■ **WHAT IS BEING ASKED**
The data must be returned in full and exactly as given.

■ **DATASET CONTENT**
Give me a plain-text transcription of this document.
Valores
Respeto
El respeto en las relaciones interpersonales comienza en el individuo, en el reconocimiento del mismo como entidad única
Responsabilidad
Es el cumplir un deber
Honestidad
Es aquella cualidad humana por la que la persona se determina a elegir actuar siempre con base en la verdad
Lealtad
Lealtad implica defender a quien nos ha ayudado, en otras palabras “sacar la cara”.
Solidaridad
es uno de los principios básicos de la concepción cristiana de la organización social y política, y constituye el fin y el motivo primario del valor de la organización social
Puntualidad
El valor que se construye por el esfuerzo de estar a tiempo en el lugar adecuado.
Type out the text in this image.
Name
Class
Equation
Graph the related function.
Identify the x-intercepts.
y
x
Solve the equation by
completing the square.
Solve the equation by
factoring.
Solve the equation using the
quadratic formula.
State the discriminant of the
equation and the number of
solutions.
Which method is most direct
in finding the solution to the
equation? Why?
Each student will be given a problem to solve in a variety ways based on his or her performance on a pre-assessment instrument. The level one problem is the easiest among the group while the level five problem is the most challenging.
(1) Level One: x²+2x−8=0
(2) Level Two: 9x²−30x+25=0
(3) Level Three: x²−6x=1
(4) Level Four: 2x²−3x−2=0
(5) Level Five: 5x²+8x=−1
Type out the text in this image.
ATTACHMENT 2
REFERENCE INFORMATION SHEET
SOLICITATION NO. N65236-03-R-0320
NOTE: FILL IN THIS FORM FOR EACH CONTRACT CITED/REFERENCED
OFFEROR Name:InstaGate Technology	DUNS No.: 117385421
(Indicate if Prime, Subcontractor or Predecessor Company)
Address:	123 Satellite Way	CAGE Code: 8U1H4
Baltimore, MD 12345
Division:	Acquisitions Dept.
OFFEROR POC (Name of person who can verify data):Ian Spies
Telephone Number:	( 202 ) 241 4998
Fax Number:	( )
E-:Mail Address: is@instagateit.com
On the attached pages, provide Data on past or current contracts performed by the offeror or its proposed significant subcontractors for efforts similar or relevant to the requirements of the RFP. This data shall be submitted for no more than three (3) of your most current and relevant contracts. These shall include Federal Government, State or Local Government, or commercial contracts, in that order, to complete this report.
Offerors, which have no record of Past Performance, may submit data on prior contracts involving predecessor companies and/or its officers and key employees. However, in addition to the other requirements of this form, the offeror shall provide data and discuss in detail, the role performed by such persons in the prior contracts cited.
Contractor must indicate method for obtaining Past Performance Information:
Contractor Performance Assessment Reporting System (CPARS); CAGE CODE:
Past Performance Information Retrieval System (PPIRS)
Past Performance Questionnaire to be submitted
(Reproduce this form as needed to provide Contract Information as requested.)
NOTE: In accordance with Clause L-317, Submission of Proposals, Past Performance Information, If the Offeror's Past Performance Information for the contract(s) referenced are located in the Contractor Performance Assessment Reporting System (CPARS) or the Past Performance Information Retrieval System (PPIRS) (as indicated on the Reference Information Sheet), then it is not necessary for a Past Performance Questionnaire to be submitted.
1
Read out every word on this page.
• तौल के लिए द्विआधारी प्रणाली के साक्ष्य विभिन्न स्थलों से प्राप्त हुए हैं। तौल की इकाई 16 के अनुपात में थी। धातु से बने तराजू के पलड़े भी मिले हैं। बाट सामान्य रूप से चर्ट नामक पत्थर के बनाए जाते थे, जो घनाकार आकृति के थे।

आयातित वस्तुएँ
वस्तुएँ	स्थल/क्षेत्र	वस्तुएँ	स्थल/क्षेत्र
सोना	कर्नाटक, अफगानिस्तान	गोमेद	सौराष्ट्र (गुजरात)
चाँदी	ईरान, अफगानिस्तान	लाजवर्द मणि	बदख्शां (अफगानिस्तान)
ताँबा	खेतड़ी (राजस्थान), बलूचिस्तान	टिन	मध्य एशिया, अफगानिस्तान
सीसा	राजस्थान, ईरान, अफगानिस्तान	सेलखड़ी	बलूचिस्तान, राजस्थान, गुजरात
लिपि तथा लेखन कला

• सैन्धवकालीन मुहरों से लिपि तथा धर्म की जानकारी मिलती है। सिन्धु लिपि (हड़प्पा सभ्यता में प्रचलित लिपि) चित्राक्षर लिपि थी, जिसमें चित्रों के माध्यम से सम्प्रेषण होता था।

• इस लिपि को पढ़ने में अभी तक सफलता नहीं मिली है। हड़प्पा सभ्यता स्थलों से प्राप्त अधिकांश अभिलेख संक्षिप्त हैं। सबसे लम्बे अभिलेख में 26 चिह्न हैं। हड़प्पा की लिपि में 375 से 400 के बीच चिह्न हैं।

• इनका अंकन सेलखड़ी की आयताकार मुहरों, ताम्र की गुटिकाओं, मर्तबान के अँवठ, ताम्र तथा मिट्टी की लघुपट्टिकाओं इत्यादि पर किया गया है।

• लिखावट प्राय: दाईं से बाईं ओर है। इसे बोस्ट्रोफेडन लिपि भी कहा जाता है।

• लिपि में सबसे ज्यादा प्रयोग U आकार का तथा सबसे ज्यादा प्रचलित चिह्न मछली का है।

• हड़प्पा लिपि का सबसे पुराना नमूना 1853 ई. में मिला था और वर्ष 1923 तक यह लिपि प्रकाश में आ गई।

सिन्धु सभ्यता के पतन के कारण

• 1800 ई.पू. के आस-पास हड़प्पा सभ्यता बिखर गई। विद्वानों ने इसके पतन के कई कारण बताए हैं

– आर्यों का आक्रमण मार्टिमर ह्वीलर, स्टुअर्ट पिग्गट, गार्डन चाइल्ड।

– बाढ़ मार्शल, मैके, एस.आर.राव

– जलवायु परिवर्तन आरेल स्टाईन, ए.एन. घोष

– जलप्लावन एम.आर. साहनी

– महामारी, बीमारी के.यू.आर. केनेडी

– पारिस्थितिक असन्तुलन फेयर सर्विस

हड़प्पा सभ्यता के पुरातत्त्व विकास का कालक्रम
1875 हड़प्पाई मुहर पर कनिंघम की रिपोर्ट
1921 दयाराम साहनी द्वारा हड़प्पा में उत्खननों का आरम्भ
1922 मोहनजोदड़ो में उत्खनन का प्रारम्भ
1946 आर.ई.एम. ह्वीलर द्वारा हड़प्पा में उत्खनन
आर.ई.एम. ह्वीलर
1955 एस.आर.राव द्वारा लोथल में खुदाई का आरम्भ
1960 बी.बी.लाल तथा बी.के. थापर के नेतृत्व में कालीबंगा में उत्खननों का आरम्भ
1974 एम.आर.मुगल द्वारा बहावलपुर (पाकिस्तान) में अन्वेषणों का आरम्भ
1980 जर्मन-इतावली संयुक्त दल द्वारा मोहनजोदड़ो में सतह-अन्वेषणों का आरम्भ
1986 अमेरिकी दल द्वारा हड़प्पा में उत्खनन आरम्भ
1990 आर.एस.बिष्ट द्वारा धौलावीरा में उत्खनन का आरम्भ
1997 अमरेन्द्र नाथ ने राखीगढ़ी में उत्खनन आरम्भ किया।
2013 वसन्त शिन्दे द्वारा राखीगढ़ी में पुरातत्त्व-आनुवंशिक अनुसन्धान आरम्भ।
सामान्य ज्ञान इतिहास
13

■ **TASK SOLUTION**
Give me a plain-text transcription of this document.
Valores
Respeto
El respeto en las relaciones interpersonales comienza en el individuo, en el reconocimiento del mismo como entidad única
Responsabilidad
Es el cumplir un deber
Honestidad
Es aquella cualidad humana por la que la persona se determina a elegir actuar siempre con base en la verdad
Lealtad
Lealtad implica defender a quien nos ha ayudado, en otras palabras “sacar la cara”.
Solidaridad
es uno de los principios básicos de la concepción cristiana de la organización social y política, y constituye el fin y el motivo primario del valor de la organización social
Puntualidad
El valor que se construye por el esfuerzo de estar a tiempo en el lugar adecuado.
Type out the text in this image.
Name
Class
Equation
Graph the related function.
Identify the x-intercepts.
y
x
Solve the equation by
completing the square.
Solve the equation by
factoring.
Solve the equation using the
quadratic formula.
State the discriminant of the
equation and the number of
solutions.
Which method is most direct
in finding the solution to the
equation? Why?
Each student will be given a problem to solve in a variety ways based on his or her performance on a pre-assessment instrument. The level one problem is the easiest among the group while the level five problem is the most challenging.
(1) Level One: x²+2x−8=0
(2) Level Two: 9x²−30x+25=0
(3) Level Three: x²−6x=1
(4) Level Four: 2x²−3x−2=0
(5) Level Five: 5x²+8x=−1
Type out the text in this image.
ATTACHMENT 2
REFERENCE INFORMATION SHEET
SOLICITATION NO. N65236-03-R-0320
NOTE: FILL IN THIS FORM FOR EACH CONTRACT CITED/REFERENCED
OFFEROR Name:InstaGate Technology	DUNS No.: 117385421
(Indicate if Prime, Subcontractor or Predecessor Company)
Address:	123 Satellite Way	CAGE Code: 8U1H4
Baltimore, MD 12345
Division:	Acquisitions Dept.
OFFEROR POC (Name of person who can verify data):Ian Spies
Telephone Number:	( 202 ) 241 4998
Fax Number:	( )
E-:Mail Address: is@instagateit.com
On the attached pages, provide Data on past or current contracts performed by the offeror or its proposed significant subcontractors for efforts similar or relevant to the requirements of the RFP. This data shall be submitted for no more than three (3) of your most current and relevant contracts. These shall include Federal Government, State or Local Government, or commercial contracts, in that order, to complete this report.
Offerors, which have no record of Past Performance, may submit data on prior contracts involving predecessor companies and/or its officers and key employees. However, in addition to the other requirements of this form, the offeror shall provide data and discuss in detail, the role performed by such persons in the prior contracts cited.
Contractor must indicate method for obtaining Past Performance Information:
Contractor Performance Assessment Reporting System (CPARS); CAGE CODE:
Past Performance Information Retrieval System (PPIRS)
Past Performance Questionnaire to be submitted
(Reproduce this form as needed to provide Contract Information as requested.)
NOTE: In accordance with Clause L-317, Submission of Proposals, Past Performance Information, If the Offeror's Past Performance Information for the contract(s) referenced are located in the Contractor Performance Assessment Reporting System (CPARS) or the Past Performance Information Retrieval System (PPIRS) (as indicated on the Reference Information Sheet), then it is not necessary for a Past Performance Questionnaire to be submitted.
1
Read out every word on this page.
• तौल के लिए द्विआधारी प्रणाली के साक्ष्य विभिन्न स्थलों से प्राप्त हुए हैं। तौल की इकाई 16 के अनुपात में थी। धातु से बने तराजू के पलड़े भी मिले हैं। बाट सामान्य रूप से चर्ट नामक पत्थर के बनाए जाते थे, जो घनाकार आकृति के थे।

आयातित वस्तुएँ
वस्तुएँ	स्थल/क्षेत्र	वस्तुएँ	स्थल/क्षेत्र
सोना	कर्नाटक, अफगानिस्तान	गोमेद	सौराष्ट्र (गुजरात)
चाँदी	ईरान, अफगानिस्तान	लाजवर्द मणि	बदख्शां (अफगानिस्तान)
ताँबा	खेतड़ी (राजस्थान), बलूचिस्तान	टिन	मध्य एशिया, अफगानिस्तान
सीसा	राजस्थान, ईरान, अफगानिस्तान	सेलखड़ी	बलूचिस्तान, राजस्थान, गुजरात
लिपि तथा लेखन कला

• सैन्धवकालीन मुहरों से लिपि तथा धर्म की जानकारी मिलती है। सिन्धु लिपि (हड़प्पा सभ्यता में प्रचलित लिपि) चित्राक्षर लिपि थी, जिसमें चित्रों के माध्यम से सम्प्रेषण होता था।

• इस लिपि को पढ़ने में अभी तक सफलता नहीं मिली है। हड़प्पा सभ्यता स्थलों से प्राप्त अधिकांश अभिलेख संक्षिप्त हैं। सबसे लम्बे अभिलेख में 26 चिह्न हैं। हड़प्पा की लिपि में 375 से 400 के बीच चिह्न हैं।

• इनका अंकन सेलखड़ी की आयताकार मुहरों, ताम्र की गुटिकाओं, मर्तबान के अँवठ, ताम्र तथा मिट्टी की लघुपट्टिकाओं इत्यादि पर किया गया है।

• लिखावट प्राय: दाईं से बाईं ओर है। इसे बोस्ट्रोफेडन लिपि भी कहा जाता है।

• लिपि में सबसे ज्यादा प्रयोग U आकार का तथा सबसे ज्यादा प्रचलित चिह्न मछली का है।

• हड़प्पा लिपि का सबसे पुराना नमूना 1853 ई. में मिला था और वर्ष 1923 तक यह लिपि प्रकाश में आ गई।

सिन्धु सभ्यता के पतन के कारण

• 1800 ई.पू. के आस-पास हड़प्पा सभ्यता बिखर गई। विद्वानों ने इसके पतन के कई कारण बताए हैं

– आर्यों का आक्रमण मार्टिमर ह्वीलर, स्टुअर्ट पिग्गट, गार्डन चाइल्ड।

– बाढ़ मार्शल, मैके, एस.आर.राव

– जलवायु परिवर्तन आरेल स्टाईन, ए.एन. घोष

– जलप्लावन एम.आर. साहनी

– महामारी, बीमारी के.यू.आर. केनेडी

– पारिस्थितिक असन्तुलन फेयर सर्विस

हड़प्पा सभ्यता के पुरातत्त्व विकास का कालक्रम
1875 हड़प्पाई मुहर पर कनिंघम की रिपोर्ट
1921 दयाराम साहनी द्वारा हड़प्पा में उत्खननों का आरम्भ
1922 मोहनजोदड़ो में उत्खनन का प्रारम्भ
1946 आर.ई.एम. ह्वीलर द्वारा हड़प्पा में उत्खनन
आर.ई.एम. ह्वीलर
1955 एस.आर.राव द्वारा लोथल में खुदाई का आरम्भ
1960 बी.बी.लाल तथा बी.के. थापर के नेतृत्व में कालीबंगा में उत्खननों का आरम्भ
1974 एम.आर.मुगल द्वारा बहावलपुर (पाकिस्तान) में अन्वेषणों का आरम्भ
1980 जर्मन-इतावली संयुक्त दल द्वारा मोहनजोदड़ो में सतह-अन्वेषणों का आरम्भ
1986 अमेरिकी दल द्वारा हड़प्पा में उत्खनन आरम्भ
1990 आर.एस.बिष्ट द्वारा धौलावीरा में उत्खनन का आरम्भ
1997 अमरेन्द्र नाथ ने राखीगढ़ी में उत्खनन आरम्भ किया।
2013 वसन्त शिन्दे द्वारा राखीगढ़ी में पुरातत्त्व-आनुवंशिक अनुसन्धान आरम्भ।
सामान्य ज्ञान इतिहास
13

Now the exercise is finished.